* Stated task *
Within the records that follow, find every line containing the string "BTCUSDT". Copy those lines.

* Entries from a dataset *
-- Start --

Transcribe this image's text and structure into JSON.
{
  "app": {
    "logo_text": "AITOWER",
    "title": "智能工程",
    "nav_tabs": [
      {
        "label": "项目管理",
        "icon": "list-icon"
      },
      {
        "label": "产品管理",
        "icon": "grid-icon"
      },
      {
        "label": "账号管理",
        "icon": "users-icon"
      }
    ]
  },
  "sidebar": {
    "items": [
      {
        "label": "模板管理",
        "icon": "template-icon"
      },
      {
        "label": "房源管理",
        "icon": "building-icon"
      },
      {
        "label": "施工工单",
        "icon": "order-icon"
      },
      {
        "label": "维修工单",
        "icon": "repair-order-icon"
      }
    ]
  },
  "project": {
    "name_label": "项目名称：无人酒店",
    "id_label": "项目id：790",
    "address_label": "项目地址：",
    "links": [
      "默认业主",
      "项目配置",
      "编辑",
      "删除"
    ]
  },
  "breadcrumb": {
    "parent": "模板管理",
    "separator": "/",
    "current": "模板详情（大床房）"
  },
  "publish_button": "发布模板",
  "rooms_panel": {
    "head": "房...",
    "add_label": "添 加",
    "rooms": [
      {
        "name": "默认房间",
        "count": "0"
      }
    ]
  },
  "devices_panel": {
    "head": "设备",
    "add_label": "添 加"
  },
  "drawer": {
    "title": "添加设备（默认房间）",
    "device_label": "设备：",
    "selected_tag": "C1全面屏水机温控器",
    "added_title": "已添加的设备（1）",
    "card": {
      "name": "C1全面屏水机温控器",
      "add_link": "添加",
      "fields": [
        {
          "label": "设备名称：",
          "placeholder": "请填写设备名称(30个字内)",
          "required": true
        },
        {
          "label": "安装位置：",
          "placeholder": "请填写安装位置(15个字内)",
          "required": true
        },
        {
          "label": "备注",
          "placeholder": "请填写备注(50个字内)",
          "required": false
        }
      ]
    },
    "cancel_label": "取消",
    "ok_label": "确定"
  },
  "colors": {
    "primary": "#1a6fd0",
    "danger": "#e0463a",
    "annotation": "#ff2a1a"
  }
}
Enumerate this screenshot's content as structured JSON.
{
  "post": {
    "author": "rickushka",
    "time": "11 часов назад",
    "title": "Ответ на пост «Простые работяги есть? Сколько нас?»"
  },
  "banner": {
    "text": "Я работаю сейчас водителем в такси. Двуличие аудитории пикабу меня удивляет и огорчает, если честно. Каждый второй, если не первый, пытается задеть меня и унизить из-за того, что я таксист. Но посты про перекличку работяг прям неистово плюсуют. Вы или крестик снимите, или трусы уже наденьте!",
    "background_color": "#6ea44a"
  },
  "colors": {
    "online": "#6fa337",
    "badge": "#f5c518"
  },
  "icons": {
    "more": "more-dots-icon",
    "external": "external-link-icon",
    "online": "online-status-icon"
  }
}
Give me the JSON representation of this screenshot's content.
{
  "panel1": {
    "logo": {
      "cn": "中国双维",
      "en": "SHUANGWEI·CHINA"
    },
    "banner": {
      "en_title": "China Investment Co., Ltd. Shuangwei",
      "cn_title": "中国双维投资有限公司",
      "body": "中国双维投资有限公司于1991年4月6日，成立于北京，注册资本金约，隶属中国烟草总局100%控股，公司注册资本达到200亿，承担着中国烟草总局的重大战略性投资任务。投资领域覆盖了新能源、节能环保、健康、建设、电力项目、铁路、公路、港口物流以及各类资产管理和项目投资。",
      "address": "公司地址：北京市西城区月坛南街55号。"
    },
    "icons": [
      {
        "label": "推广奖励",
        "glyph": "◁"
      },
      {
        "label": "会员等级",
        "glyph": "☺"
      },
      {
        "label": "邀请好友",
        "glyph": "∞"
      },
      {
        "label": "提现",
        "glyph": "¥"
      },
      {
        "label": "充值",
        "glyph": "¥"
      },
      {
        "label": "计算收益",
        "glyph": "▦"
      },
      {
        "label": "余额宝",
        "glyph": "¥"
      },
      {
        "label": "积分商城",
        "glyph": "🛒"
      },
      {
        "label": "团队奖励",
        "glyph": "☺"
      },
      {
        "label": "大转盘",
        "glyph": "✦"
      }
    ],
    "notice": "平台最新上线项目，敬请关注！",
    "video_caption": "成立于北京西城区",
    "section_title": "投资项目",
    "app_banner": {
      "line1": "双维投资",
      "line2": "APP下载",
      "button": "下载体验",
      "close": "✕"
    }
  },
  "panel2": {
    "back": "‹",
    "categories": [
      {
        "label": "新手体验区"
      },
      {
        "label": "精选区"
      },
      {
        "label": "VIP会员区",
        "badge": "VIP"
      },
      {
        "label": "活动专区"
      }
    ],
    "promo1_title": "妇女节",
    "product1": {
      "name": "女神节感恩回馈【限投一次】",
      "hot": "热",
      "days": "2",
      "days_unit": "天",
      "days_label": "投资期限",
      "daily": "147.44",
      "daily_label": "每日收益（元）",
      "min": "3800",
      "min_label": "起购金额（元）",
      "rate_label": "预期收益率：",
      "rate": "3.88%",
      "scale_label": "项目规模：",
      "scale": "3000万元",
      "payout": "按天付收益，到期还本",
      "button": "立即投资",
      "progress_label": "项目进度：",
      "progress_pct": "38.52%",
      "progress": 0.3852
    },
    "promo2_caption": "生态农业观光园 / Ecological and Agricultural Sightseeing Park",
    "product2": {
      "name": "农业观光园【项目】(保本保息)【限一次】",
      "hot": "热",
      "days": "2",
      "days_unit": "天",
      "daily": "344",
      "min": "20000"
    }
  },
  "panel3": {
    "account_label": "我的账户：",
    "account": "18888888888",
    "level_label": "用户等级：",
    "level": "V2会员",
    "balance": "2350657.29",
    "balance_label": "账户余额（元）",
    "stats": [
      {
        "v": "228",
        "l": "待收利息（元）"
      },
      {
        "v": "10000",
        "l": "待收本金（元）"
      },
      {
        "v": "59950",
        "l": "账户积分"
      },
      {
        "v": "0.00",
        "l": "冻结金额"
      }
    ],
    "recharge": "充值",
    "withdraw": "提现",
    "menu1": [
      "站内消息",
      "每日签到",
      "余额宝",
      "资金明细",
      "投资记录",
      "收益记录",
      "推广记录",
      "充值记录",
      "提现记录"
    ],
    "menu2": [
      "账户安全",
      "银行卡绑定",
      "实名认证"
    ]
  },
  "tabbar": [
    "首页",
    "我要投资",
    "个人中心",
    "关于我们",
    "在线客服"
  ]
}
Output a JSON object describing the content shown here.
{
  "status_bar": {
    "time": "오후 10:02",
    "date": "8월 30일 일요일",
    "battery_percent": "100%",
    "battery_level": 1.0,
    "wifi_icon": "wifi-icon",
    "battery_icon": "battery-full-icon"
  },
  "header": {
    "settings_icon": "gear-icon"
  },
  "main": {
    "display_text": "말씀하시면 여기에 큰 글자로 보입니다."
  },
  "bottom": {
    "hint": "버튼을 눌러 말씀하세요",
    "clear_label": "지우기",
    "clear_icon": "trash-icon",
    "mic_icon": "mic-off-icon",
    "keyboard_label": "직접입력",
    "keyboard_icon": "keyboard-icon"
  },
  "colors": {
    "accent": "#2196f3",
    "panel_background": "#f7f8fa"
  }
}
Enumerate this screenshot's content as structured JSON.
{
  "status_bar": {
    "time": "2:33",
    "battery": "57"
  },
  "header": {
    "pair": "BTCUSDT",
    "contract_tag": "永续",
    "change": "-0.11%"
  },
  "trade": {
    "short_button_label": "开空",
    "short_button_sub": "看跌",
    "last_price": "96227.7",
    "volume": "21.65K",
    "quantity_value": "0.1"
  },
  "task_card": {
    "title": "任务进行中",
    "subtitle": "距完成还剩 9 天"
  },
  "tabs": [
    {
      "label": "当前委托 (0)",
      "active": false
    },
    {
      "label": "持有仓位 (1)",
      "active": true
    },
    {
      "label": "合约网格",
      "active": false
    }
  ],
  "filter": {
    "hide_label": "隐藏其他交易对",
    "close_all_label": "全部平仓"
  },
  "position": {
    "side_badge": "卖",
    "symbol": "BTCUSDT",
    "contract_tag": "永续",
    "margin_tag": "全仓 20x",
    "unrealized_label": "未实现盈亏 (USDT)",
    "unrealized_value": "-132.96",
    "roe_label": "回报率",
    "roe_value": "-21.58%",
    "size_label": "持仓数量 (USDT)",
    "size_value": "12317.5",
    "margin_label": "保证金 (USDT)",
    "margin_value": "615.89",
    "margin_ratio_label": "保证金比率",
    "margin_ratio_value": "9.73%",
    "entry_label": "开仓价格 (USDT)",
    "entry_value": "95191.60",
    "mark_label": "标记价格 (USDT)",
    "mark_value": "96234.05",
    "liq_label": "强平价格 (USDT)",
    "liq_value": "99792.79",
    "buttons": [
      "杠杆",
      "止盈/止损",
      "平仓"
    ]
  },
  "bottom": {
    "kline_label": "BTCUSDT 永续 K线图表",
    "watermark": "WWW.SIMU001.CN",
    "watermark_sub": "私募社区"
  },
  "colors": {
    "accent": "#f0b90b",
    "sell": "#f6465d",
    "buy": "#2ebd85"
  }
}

-- End --

* Solution to this problem *
    "pair": "BTCUSDT",
    "symbol": "BTCUSDT",
    "kline_label": "BTCUSDT 永续 K线图表",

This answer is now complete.